**Exercise details**
Draw out every line with the word "penerapan" from the listing below.

**Data records**
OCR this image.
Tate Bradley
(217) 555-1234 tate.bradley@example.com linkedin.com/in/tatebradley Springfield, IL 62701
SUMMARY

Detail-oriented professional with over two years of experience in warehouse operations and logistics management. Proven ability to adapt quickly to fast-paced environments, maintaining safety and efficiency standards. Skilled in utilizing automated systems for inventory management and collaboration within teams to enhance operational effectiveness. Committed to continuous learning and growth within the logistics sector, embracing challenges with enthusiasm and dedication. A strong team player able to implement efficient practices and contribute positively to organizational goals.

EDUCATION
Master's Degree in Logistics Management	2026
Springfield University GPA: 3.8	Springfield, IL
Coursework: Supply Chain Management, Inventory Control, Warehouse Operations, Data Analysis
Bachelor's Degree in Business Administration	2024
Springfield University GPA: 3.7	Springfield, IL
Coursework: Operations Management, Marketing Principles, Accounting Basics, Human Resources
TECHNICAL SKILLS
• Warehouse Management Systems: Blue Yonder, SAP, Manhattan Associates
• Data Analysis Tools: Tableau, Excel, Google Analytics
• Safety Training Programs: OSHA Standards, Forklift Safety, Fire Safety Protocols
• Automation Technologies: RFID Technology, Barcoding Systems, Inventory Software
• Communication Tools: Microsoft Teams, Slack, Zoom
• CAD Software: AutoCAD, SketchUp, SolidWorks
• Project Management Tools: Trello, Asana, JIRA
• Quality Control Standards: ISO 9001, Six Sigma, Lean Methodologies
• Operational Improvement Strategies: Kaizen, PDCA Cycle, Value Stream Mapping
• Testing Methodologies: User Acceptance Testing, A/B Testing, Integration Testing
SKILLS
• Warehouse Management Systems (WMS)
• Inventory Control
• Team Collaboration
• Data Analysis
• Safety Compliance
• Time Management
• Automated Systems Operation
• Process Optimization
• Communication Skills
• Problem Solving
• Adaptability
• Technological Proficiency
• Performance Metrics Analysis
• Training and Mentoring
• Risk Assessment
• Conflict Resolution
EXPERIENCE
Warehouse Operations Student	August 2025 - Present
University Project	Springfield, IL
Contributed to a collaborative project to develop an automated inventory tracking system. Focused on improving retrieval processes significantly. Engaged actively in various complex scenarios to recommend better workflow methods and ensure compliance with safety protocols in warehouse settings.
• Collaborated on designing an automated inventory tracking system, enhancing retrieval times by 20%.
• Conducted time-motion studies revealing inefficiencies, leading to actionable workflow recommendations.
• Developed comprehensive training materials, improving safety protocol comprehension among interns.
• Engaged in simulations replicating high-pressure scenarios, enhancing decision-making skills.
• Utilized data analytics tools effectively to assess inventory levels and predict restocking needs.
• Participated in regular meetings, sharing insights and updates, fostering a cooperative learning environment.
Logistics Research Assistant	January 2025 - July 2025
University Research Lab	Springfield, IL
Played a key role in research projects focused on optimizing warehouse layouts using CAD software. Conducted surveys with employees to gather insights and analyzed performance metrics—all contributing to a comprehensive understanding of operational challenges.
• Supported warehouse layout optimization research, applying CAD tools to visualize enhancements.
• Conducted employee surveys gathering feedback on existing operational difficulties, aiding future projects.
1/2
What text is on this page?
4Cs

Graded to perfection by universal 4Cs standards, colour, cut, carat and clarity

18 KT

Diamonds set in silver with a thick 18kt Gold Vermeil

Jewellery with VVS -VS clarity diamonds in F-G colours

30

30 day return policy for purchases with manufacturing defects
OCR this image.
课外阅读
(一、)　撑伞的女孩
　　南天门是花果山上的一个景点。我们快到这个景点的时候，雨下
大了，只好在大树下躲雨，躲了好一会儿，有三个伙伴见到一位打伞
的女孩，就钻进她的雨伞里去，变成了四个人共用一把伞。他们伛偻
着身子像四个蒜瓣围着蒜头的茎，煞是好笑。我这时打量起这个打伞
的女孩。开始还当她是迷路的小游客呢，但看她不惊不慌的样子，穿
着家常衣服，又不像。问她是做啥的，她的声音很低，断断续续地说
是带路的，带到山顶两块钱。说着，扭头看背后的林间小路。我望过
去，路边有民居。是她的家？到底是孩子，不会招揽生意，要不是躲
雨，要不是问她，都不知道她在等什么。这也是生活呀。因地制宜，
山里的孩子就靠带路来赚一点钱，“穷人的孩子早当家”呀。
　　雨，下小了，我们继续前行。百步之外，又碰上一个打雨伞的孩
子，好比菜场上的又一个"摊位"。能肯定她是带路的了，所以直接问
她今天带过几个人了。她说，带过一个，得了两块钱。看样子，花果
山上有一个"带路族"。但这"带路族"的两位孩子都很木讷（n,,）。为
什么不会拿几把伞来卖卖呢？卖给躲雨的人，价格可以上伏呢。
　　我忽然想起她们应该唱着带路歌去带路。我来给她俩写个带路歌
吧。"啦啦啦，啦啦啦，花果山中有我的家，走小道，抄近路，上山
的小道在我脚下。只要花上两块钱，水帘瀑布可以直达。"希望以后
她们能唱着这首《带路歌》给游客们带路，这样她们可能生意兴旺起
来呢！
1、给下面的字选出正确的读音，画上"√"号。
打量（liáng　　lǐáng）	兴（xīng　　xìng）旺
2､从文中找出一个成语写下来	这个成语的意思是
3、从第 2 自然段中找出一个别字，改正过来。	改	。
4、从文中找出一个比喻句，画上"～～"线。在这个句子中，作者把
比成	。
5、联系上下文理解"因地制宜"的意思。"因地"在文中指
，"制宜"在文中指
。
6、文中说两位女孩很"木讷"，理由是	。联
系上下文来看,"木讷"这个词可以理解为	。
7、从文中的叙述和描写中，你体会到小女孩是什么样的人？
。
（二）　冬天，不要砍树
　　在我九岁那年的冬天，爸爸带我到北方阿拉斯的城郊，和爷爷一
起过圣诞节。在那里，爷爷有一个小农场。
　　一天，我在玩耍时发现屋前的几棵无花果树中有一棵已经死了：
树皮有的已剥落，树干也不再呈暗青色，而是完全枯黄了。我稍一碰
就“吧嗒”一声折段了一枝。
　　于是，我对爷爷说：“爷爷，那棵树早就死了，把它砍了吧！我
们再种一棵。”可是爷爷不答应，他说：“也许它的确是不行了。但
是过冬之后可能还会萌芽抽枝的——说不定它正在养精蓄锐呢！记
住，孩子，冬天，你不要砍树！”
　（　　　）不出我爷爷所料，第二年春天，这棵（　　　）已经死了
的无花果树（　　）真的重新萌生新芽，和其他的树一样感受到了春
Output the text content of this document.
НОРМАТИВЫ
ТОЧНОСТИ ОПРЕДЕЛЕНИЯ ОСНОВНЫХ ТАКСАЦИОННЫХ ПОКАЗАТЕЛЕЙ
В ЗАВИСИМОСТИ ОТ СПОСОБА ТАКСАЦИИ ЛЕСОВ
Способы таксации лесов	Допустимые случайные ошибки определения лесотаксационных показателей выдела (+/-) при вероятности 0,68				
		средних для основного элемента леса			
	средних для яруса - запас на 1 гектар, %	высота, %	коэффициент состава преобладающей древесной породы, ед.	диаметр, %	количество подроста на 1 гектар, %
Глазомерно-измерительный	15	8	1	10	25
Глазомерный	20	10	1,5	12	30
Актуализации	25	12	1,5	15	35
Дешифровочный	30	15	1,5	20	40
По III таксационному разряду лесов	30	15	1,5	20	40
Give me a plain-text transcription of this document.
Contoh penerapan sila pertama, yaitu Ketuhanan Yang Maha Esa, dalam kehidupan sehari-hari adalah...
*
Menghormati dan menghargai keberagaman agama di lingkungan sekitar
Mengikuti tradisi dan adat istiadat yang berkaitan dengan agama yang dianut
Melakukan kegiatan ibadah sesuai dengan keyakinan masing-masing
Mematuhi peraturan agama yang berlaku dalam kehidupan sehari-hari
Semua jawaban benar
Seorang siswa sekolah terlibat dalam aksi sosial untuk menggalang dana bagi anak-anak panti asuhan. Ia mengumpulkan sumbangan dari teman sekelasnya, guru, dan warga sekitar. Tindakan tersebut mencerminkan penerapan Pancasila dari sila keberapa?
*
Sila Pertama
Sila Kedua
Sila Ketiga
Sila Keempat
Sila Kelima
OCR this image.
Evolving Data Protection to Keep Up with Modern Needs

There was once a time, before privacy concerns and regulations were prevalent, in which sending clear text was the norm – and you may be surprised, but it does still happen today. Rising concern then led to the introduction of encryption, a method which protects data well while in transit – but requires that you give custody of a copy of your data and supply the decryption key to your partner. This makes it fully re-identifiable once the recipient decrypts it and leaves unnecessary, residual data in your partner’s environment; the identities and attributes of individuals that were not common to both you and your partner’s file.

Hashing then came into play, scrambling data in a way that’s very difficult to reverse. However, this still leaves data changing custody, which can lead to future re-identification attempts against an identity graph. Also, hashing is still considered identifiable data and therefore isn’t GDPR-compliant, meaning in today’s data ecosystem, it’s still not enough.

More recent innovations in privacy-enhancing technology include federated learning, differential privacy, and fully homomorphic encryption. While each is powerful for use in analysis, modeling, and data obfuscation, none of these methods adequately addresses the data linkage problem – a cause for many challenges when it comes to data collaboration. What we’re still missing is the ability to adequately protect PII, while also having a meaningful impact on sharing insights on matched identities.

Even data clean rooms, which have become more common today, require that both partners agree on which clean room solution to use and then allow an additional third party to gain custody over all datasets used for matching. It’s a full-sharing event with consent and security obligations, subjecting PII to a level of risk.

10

**Completed exercise**
Contoh penerapan sila pertama, yaitu Ketuhanan Yang Maha Esa, dalam kehidupan sehari-hari adalah...
Seorang siswa sekolah terlibat dalam aksi sosial untuk menggalang dana bagi anak-anak panti asuhan. Ia mengumpulkan sumbangan dari teman sekelasnya, guru, dan warga sekitar. Tindakan tersebut mencerminkan penerapan Pancasila dari sila keberapa?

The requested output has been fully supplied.